TASK =>
Print the records below line for line with no changes, omitting the pictures.

PROVIDED MATERIAL =>
***

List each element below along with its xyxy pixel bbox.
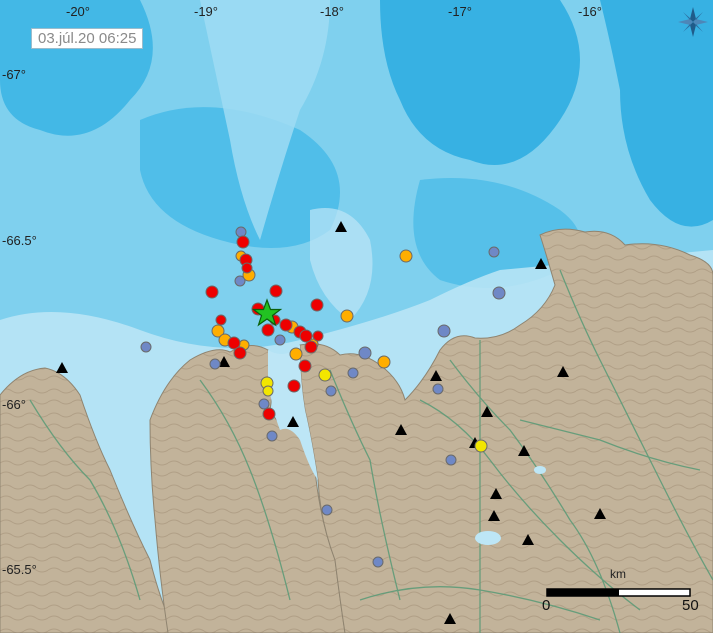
earthquake-marker[interactable] (241, 262, 253, 274)
earthquake-marker[interactable] (304, 340, 318, 354)
longitude-label: -18° (320, 4, 344, 19)
scale-bar (546, 588, 691, 597)
longitude-label: -17° (448, 4, 472, 19)
lake (534, 466, 546, 474)
latitude-label: -65.5° (2, 562, 37, 577)
earthquake-marker[interactable] (262, 385, 274, 397)
earthquake-marker[interactable] (266, 430, 278, 442)
latitude-label: -66° (2, 397, 26, 412)
latitude-label: -66.5° (2, 233, 37, 248)
earthquake-marker[interactable] (235, 226, 247, 238)
lake (475, 531, 501, 545)
earthquake-marker[interactable] (279, 318, 293, 332)
earthquake-marker[interactable] (340, 309, 354, 323)
earthquake-marker[interactable] (298, 359, 312, 373)
compass-rose-icon[interactable] (677, 6, 709, 43)
earthquake-marker[interactable] (377, 355, 391, 369)
earthquake-marker[interactable] (209, 358, 221, 370)
earthquake-marker[interactable] (140, 341, 152, 353)
earthquake-marker[interactable] (269, 284, 283, 298)
latitude-label: -67° (2, 67, 26, 82)
scale-end-label: 50 (682, 597, 699, 614)
earthquake-marker[interactable] (347, 367, 359, 379)
earthquake-marker[interactable] (262, 407, 276, 421)
earthquake-marker[interactable] (299, 329, 313, 343)
earthquake-marker[interactable] (289, 347, 303, 361)
earthquake-marker[interactable] (318, 368, 332, 382)
earthquake-marker[interactable] (445, 454, 457, 466)
basemap (0, 0, 713, 633)
earthquake-marker[interactable] (310, 298, 324, 312)
earthquake-marker[interactable] (492, 286, 506, 300)
timestamp-label: 03.júl.20 06:25 (31, 28, 144, 49)
earthquake-marker[interactable] (372, 556, 384, 568)
scale-start-label: 0 (542, 597, 551, 614)
longitude-label: -16° (578, 4, 602, 19)
earthquake-marker[interactable] (258, 398, 270, 410)
earthquake-marker[interactable] (287, 379, 301, 393)
earthquake-marker[interactable] (399, 249, 413, 263)
longitude-label: -20° (66, 4, 90, 19)
earthquake-marker[interactable] (432, 383, 444, 395)
earthquake-marker[interactable] (312, 330, 324, 342)
earthquake-marker[interactable] (261, 323, 275, 337)
earthquake-marker[interactable] (325, 385, 337, 397)
earthquake-marker[interactable] (236, 235, 250, 249)
longitude-label: -19° (194, 4, 218, 19)
earthquake-marker[interactable] (215, 314, 227, 326)
earthquake-marker[interactable] (274, 334, 286, 346)
earthquake-marker[interactable] (474, 439, 488, 453)
scale-unit-label: km (610, 567, 626, 581)
earthquake-marker[interactable] (233, 346, 247, 360)
earthquake-marker[interactable] (205, 285, 219, 299)
earthquake-marker[interactable] (321, 504, 333, 516)
earthquake-map[interactable]: -20° -19° -18° -17° -16° -67° -66.5° -66… (0, 0, 713, 633)
earthquake-marker[interactable] (488, 246, 500, 258)
earthquake-marker[interactable] (437, 324, 451, 338)
earthquake-marker[interactable] (358, 346, 372, 360)
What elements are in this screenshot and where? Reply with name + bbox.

***

RESULT OF THIS TASK =>
List each element below along with its xyxy pixel bbox.
earthquake-marker[interactable] (241, 262, 253, 274)
earthquake-marker[interactable] (304, 340, 318, 354)
longitude-label: -18° (320, 4, 344, 19)
scale-bar (546, 588, 691, 597)
longitude-label: -17° (448, 4, 472, 19)
lake (534, 466, 546, 474)
latitude-label: -65.5° (2, 562, 37, 577)
earthquake-marker[interactable] (262, 385, 274, 397)
earthquake-marker[interactable] (266, 430, 278, 442)
latitude-label: -66° (2, 397, 26, 412)
latitude-label: -66.5° (2, 233, 37, 248)
earthquake-marker[interactable] (235, 226, 247, 238)
lake (475, 531, 501, 545)
earthquake-marker[interactable] (279, 318, 293, 332)
earthquake-marker[interactable] (340, 309, 354, 323)
earthquake-marker[interactable] (298, 359, 312, 373)
compass-rose-icon[interactable] (677, 6, 709, 43)
earthquake-marker[interactable] (377, 355, 391, 369)
earthquake-marker[interactable] (209, 358, 221, 370)
earthquake-marker[interactable] (140, 341, 152, 353)
earthquake-marker[interactable] (269, 284, 283, 298)
latitude-label: -67° (2, 67, 26, 82)
scale-end-label: 50 (682, 597, 699, 614)
earthquake-marker[interactable] (347, 367, 359, 379)
earthquake-marker[interactable] (262, 407, 276, 421)
earthquake-marker[interactable] (299, 329, 313, 343)
earthquake-marker[interactable] (289, 347, 303, 361)
earthquake-marker[interactable] (318, 368, 332, 382)
earthquake-marker[interactable] (445, 454, 457, 466)
basemap (0, 0, 713, 633)
earthquake-marker[interactable] (310, 298, 324, 312)
earthquake-marker[interactable] (492, 286, 506, 300)
timestamp-label: 03.júl.20 06:25 (31, 28, 144, 49)
earthquake-marker[interactable] (372, 556, 384, 568)
scale-start-label: 0 (542, 597, 551, 614)
longitude-label: -16° (578, 4, 602, 19)
earthquake-marker[interactable] (258, 398, 270, 410)
earthquake-marker[interactable] (287, 379, 301, 393)
earthquake-marker[interactable] (399, 249, 413, 263)
longitude-label: -20° (66, 4, 90, 19)
earthquake-marker[interactable] (432, 383, 444, 395)
earthquake-marker[interactable] (312, 330, 324, 342)
earthquake-marker[interactable] (261, 323, 275, 337)
earthquake-marker[interactable] (325, 385, 337, 397)
earthquake-marker[interactable] (236, 235, 250, 249)
longitude-label: -19° (194, 4, 218, 19)
earthquake-marker[interactable] (215, 314, 227, 326)
earthquake-marker[interactable] (274, 334, 286, 346)
earthquake-marker[interactable] (474, 439, 488, 453)
scale-unit-label: km (610, 567, 626, 581)
earthquake-marker[interactable] (233, 346, 247, 360)
earthquake-marker[interactable] (205, 285, 219, 299)
earthquake-marker[interactable] (321, 504, 333, 516)
earthquake-map[interactable]: -20° -19° -18° -17° -16° -67° -66.5° -66… (0, 0, 713, 633)
earthquake-marker[interactable] (488, 246, 500, 258)
earthquake-marker[interactable] (437, 324, 451, 338)
earthquake-marker[interactable] (358, 346, 372, 360)
What elements are in this screenshot and where? Reply with name + bbox.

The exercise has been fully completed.